• **What you need to do**: Find the string "deskjet" in the entries and copy each line that has it.

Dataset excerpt
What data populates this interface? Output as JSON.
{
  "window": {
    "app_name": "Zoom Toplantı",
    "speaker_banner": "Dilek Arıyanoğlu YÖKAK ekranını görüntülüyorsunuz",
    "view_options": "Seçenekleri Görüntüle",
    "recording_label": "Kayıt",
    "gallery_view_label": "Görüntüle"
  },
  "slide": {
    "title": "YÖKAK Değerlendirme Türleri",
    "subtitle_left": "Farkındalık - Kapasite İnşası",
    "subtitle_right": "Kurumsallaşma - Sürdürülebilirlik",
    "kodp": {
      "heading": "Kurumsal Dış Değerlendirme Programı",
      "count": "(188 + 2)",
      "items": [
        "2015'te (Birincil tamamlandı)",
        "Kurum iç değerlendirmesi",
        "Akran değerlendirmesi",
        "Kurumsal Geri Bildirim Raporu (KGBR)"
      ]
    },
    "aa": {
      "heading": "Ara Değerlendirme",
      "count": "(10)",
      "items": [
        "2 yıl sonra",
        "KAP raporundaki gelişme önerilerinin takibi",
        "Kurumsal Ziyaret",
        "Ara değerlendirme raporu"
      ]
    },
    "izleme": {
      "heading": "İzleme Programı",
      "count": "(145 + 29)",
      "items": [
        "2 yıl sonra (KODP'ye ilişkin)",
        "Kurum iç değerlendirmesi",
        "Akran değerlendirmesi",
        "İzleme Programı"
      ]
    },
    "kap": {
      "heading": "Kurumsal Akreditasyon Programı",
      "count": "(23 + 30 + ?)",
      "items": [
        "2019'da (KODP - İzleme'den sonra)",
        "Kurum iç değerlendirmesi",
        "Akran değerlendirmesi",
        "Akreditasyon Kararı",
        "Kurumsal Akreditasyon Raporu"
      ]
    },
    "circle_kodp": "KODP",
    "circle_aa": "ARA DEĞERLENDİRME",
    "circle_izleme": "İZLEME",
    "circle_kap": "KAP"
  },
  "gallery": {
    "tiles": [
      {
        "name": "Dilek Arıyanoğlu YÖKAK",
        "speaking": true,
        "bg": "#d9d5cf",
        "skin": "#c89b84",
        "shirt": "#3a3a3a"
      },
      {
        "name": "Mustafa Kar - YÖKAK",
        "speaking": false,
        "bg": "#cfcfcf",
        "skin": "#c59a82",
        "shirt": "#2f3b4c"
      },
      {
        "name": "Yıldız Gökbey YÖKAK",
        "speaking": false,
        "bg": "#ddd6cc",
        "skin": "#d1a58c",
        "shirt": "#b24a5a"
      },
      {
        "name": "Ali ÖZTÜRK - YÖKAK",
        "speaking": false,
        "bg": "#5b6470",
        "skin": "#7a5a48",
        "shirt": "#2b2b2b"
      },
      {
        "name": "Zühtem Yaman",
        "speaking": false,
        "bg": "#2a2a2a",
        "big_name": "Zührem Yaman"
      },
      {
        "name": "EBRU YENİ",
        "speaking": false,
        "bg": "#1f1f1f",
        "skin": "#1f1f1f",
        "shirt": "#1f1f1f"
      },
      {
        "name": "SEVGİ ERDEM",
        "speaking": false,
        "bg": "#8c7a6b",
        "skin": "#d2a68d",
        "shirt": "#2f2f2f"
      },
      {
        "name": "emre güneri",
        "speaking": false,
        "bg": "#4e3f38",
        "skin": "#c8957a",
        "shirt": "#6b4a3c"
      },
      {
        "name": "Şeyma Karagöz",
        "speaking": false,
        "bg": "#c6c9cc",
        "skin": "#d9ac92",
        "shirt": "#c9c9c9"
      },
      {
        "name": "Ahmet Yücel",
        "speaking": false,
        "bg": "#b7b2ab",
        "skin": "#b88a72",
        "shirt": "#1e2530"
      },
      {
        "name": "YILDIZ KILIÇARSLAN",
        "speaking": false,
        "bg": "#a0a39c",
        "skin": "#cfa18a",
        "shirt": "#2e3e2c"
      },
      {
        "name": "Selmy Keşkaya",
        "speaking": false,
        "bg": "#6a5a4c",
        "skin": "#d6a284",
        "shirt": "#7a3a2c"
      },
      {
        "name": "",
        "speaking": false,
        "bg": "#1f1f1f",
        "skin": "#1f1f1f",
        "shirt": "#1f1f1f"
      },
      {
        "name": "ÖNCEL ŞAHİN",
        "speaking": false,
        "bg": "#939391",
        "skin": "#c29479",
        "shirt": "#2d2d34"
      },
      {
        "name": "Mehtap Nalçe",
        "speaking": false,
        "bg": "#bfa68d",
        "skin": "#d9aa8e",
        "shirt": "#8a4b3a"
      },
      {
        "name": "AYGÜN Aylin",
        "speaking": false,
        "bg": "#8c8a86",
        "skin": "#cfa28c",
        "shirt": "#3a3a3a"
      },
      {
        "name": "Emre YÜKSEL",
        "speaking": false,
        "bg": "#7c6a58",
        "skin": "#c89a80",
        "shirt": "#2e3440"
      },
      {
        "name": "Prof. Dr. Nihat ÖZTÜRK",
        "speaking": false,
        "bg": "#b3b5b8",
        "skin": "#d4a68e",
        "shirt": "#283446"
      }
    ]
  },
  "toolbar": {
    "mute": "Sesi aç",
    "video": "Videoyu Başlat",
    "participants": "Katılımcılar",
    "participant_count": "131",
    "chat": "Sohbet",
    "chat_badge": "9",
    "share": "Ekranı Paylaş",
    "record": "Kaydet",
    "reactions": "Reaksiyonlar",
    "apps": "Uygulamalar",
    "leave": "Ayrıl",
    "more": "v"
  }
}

...

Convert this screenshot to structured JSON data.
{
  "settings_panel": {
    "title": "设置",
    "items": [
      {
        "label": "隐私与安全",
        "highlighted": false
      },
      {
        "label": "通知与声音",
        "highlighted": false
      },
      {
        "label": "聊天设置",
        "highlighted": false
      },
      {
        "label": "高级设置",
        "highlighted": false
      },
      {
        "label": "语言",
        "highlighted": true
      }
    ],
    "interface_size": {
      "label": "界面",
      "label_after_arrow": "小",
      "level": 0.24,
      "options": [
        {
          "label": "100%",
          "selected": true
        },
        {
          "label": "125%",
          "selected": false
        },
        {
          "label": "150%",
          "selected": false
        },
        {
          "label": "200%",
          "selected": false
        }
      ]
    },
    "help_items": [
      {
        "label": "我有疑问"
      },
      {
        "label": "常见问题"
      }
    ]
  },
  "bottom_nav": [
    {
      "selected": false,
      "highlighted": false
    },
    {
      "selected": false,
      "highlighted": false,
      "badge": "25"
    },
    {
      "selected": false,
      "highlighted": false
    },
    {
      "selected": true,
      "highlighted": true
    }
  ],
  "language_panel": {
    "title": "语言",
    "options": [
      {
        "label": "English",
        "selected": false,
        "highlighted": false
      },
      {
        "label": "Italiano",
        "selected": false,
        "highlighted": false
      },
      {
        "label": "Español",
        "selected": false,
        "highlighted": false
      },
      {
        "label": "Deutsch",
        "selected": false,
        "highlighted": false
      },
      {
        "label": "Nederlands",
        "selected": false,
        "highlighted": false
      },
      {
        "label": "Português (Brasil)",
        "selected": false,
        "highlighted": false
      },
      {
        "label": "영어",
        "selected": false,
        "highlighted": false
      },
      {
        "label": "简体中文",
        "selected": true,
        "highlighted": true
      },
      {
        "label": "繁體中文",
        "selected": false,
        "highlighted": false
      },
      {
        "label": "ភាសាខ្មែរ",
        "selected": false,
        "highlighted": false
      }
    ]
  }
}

==

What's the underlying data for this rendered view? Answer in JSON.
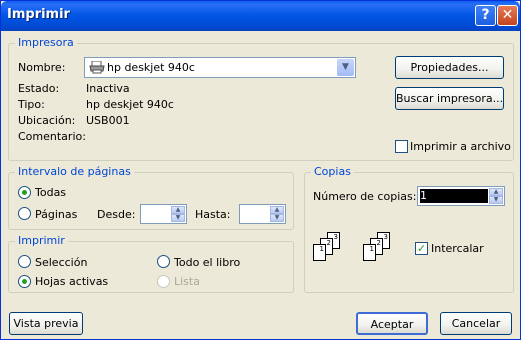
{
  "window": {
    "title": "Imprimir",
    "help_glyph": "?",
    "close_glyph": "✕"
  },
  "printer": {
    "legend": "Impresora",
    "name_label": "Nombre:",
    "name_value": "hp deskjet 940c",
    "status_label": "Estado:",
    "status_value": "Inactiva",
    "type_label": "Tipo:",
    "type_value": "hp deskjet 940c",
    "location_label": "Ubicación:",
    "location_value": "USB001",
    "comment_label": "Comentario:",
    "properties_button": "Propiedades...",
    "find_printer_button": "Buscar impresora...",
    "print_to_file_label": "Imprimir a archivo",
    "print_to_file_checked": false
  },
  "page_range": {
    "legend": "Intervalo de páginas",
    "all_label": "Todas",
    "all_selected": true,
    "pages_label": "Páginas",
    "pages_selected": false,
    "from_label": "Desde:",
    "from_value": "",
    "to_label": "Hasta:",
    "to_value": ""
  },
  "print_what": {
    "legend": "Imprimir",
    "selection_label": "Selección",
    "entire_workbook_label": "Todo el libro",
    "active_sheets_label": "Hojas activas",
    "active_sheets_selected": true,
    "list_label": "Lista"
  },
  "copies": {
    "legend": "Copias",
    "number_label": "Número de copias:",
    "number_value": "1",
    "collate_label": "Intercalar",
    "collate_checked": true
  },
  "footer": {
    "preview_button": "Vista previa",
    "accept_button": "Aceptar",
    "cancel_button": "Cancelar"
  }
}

• **Task output**:
    "name_value": "hp deskjet 940c",
    "type_value": "hp deskjet 940c",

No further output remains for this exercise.